[Start]

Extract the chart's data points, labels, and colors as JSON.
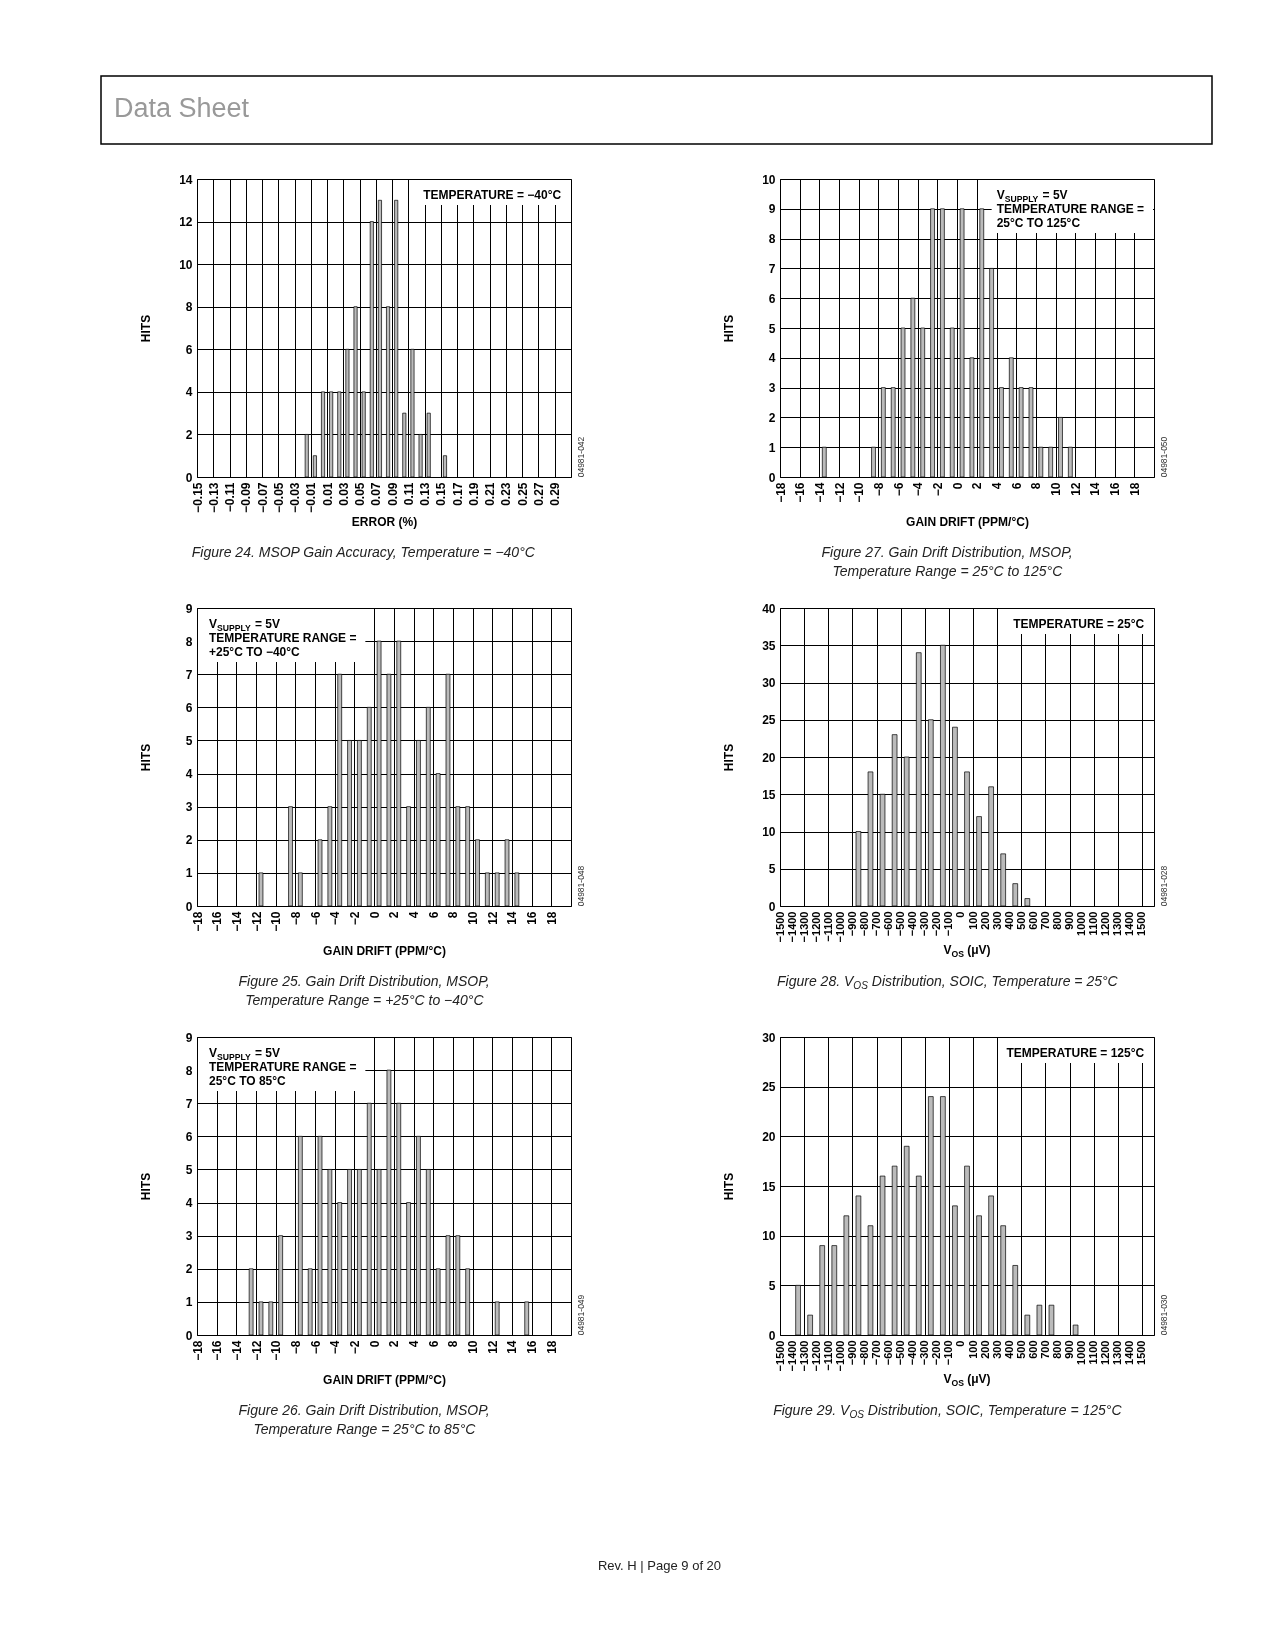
{
  "chart_data": [
    {
      "type": "other",
      "title": "Data Sheet"
    },
    {
      "type": "bar",
      "xlabel": "ERROR (%)",
      "ylabel": "HITS",
      "color": "#bbbbbb",
      "grid": true,
      "x": [
        -0.015,
        -0.005,
        0.005,
        0.015,
        0.025,
        0.035,
        0.045,
        0.055,
        0.065,
        0.075,
        0.085,
        0.095,
        0.105,
        0.115,
        0.125,
        0.135,
        0.155
      ],
      "values": [
        2,
        1,
        4,
        4,
        4,
        6,
        8,
        4,
        12,
        13,
        8,
        13,
        3,
        6,
        2,
        3,
        1
      ],
      "xlim": [
        -0.15,
        0.31
      ],
      "xticks": [
        -0.15,
        -0.13,
        -0.11,
        -0.09,
        -0.07,
        -0.05,
        -0.03,
        -0.01,
        0.01,
        0.03,
        0.05,
        0.07,
        0.09,
        0.11,
        0.13,
        0.15,
        0.17,
        0.19,
        0.21,
        0.23,
        0.25,
        0.27,
        0.29
      ],
      "ylim": [
        0,
        14
      ],
      "yticks": [
        0,
        2,
        4,
        6,
        8,
        10,
        12,
        14
      ],
      "annotations": [
        "TEMPERATURE = −40°C",
        "04981-042",
        "Figure 24. MSOP Gain Accuracy, Temperature = −40°C"
      ]
    },
    {
      "type": "bar",
      "xlabel": "GAIN DRIFT (PPM/°C)",
      "ylabel": "HITS",
      "color": "#bbbbbb",
      "grid": true,
      "x": [
        -13.5,
        -8.5,
        -7.5,
        -6.5,
        -5.5,
        -4.5,
        -3.5,
        -2.5,
        -1.5,
        -0.5,
        0.5,
        1.5,
        2.5,
        3.5,
        4.5,
        5.5,
        6.5,
        7.5,
        8.5,
        9.5,
        10.5,
        11.5
      ],
      "values": [
        1,
        1,
        3,
        3,
        5,
        6,
        5,
        9,
        9,
        5,
        9,
        4,
        9,
        7,
        3,
        4,
        3,
        3,
        1,
        1,
        2,
        1
      ],
      "xlim": [
        -18,
        20
      ],
      "xticks": [
        -18,
        -16,
        -14,
        -12,
        -10,
        -8,
        -6,
        -4,
        -2,
        0,
        2,
        4,
        6,
        8,
        10,
        12,
        14,
        16,
        18
      ],
      "ylim": [
        0,
        10
      ],
      "yticks": [
        0,
        1,
        2,
        3,
        4,
        5,
        6,
        7,
        8,
        9,
        10
      ],
      "annotations": [
        "V$_{SUPPLY}$ = 5V\nTEMPERATURE RANGE =\n25°C TO 125°C",
        "04981-050",
        "Figure 27. Gain Drift Distribution, MSOP,\nTemperature Range = 25°C to 125°C"
      ]
    },
    {
      "type": "bar",
      "xlabel": "GAIN DRIFT (PPM/°C)",
      "ylabel": "HITS",
      "color": "#bbbbbb",
      "grid": true,
      "x": [
        -11.5,
        -8.5,
        -7.5,
        -5.5,
        -4.5,
        -3.5,
        -2.5,
        -1.5,
        -0.5,
        0.5,
        1.5,
        2.5,
        3.5,
        4.5,
        5.5,
        6.5,
        7.5,
        8.5,
        9.5,
        10.5,
        11.5,
        12.5,
        13.5,
        14.5
      ],
      "values": [
        1,
        3,
        1,
        2,
        3,
        7,
        5,
        5,
        6,
        8,
        7,
        8,
        3,
        5,
        6,
        4,
        7,
        3,
        3,
        2,
        1,
        1,
        2,
        1
      ],
      "xlim": [
        -18,
        20
      ],
      "xticks": [
        -18,
        -16,
        -14,
        -12,
        -10,
        -8,
        -6,
        -4,
        -2,
        0,
        2,
        4,
        6,
        8,
        10,
        12,
        14,
        16,
        18
      ],
      "ylim": [
        0,
        9
      ],
      "yticks": [
        0,
        1,
        2,
        3,
        4,
        5,
        6,
        7,
        8,
        9
      ],
      "annotations": [
        "V$_{SUPPLY}$ = 5V\nTEMPERATURE RANGE =\n+25°C TO −40°C",
        "04981-048",
        "Figure 25. Gain Drift Distribution, MSOP,\nTemperature Range = +25°C to −40°C"
      ]
    },
    {
      "type": "bar",
      "xlabel": "V$_{OS}$ (μV)",
      "ylabel": "HITS",
      "color": "#bbbbbb",
      "grid": true,
      "x": [
        -850,
        -750,
        -650,
        -550,
        -450,
        -350,
        -250,
        -150,
        -50,
        50,
        150,
        250,
        350,
        450,
        550
      ],
      "values": [
        10,
        18,
        15,
        23,
        20,
        34,
        25,
        35,
        24,
        18,
        12,
        16,
        7,
        3,
        1
      ],
      "xlim": [
        -1500,
        1600
      ],
      "xticks": [
        -1500,
        -1400,
        -1300,
        -1200,
        -1100,
        -1000,
        -900,
        -800,
        -700,
        -600,
        -500,
        -400,
        -300,
        -200,
        -100,
        0,
        100,
        200,
        300,
        400,
        500,
        600,
        700,
        800,
        900,
        1000,
        1100,
        1200,
        1300,
        1400,
        1500
      ],
      "ylim": [
        0,
        40
      ],
      "yticks": [
        0,
        5,
        10,
        15,
        20,
        25,
        30,
        35,
        40
      ],
      "annotations": [
        "TEMPERATURE = 25°C",
        "04981-028",
        "Figure 28. V$_{OS}$ Distribution, SOIC, Temperature = 25°C"
      ]
    },
    {
      "type": "bar",
      "xlabel": "GAIN DRIFT (PPM/°C)",
      "ylabel": "HITS",
      "color": "#bbbbbb",
      "grid": true,
      "x": [
        -12.5,
        -11.5,
        -10.5,
        -9.5,
        -7.5,
        -6.5,
        -5.5,
        -4.5,
        -3.5,
        -2.5,
        -1.5,
        -0.5,
        0.5,
        1.5,
        2.5,
        3.5,
        4.5,
        5.5,
        6.5,
        7.5,
        8.5,
        9.5,
        12.5,
        15.5
      ],
      "values": [
        2,
        1,
        1,
        3,
        6,
        2,
        6,
        5,
        4,
        5,
        5,
        7,
        5,
        8,
        7,
        4,
        6,
        5,
        2,
        3,
        3,
        2,
        1,
        1
      ],
      "xlim": [
        -18,
        20
      ],
      "xticks": [
        -18,
        -16,
        -14,
        -12,
        -10,
        -8,
        -6,
        -4,
        -2,
        0,
        2,
        4,
        6,
        8,
        10,
        12,
        14,
        16,
        18
      ],
      "ylim": [
        0,
        9
      ],
      "yticks": [
        0,
        1,
        2,
        3,
        4,
        5,
        6,
        7,
        8,
        9
      ],
      "annotations": [
        "V$_{SUPPLY}$ = 5V\nTEMPERATURE RANGE =\n25°C TO 85°C",
        "04981-049",
        "Figure 26. Gain Drift Distribution, MSOP,\nTemperature Range = 25°C to 85°C"
      ]
    },
    {
      "type": "bar",
      "xlabel": "V$_{OS}$ (μV)",
      "ylabel": "HITS",
      "color": "#bbbbbb",
      "grid": true,
      "x": [
        -1350,
        -1250,
        -1150,
        -1050,
        -950,
        -850,
        -750,
        -650,
        -550,
        -450,
        -350,
        -250,
        -150,
        -50,
        50,
        150,
        250,
        350,
        450,
        550,
        650,
        750,
        950
      ],
      "values": [
        5,
        2,
        9,
        9,
        12,
        14,
        11,
        16,
        17,
        19,
        16,
        24,
        24,
        13,
        17,
        12,
        14,
        11,
        7,
        2,
        3,
        3,
        1
      ],
      "xlim": [
        -1500,
        1600
      ],
      "xticks": [
        -1500,
        -1400,
        -1300,
        -1200,
        -1100,
        -1000,
        -900,
        -800,
        -700,
        -600,
        -500,
        -400,
        -300,
        -200,
        -100,
        0,
        100,
        200,
        300,
        400,
        500,
        600,
        700,
        800,
        900,
        1000,
        1100,
        1200,
        1300,
        1400,
        1500
      ],
      "ylim": [
        0,
        30
      ],
      "yticks": [
        0,
        5,
        10,
        15,
        20,
        25,
        30
      ],
      "annotations": [
        "TEMPERATURE = 125°C",
        "04981-030",
        "Figure 29. V$_{OS}$ Distribution, SOIC, Temperature = 125°C"
      ]
    },
    {
      "type": "other",
      "annotations": [
        "Rev. H | Page 9 of 20"
      ]
    }
  ]
}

[End]

■ Work required ■
Report how many lines of the data hold the string "MSOP"; give only the number.

■ Answer to the exercise ■
4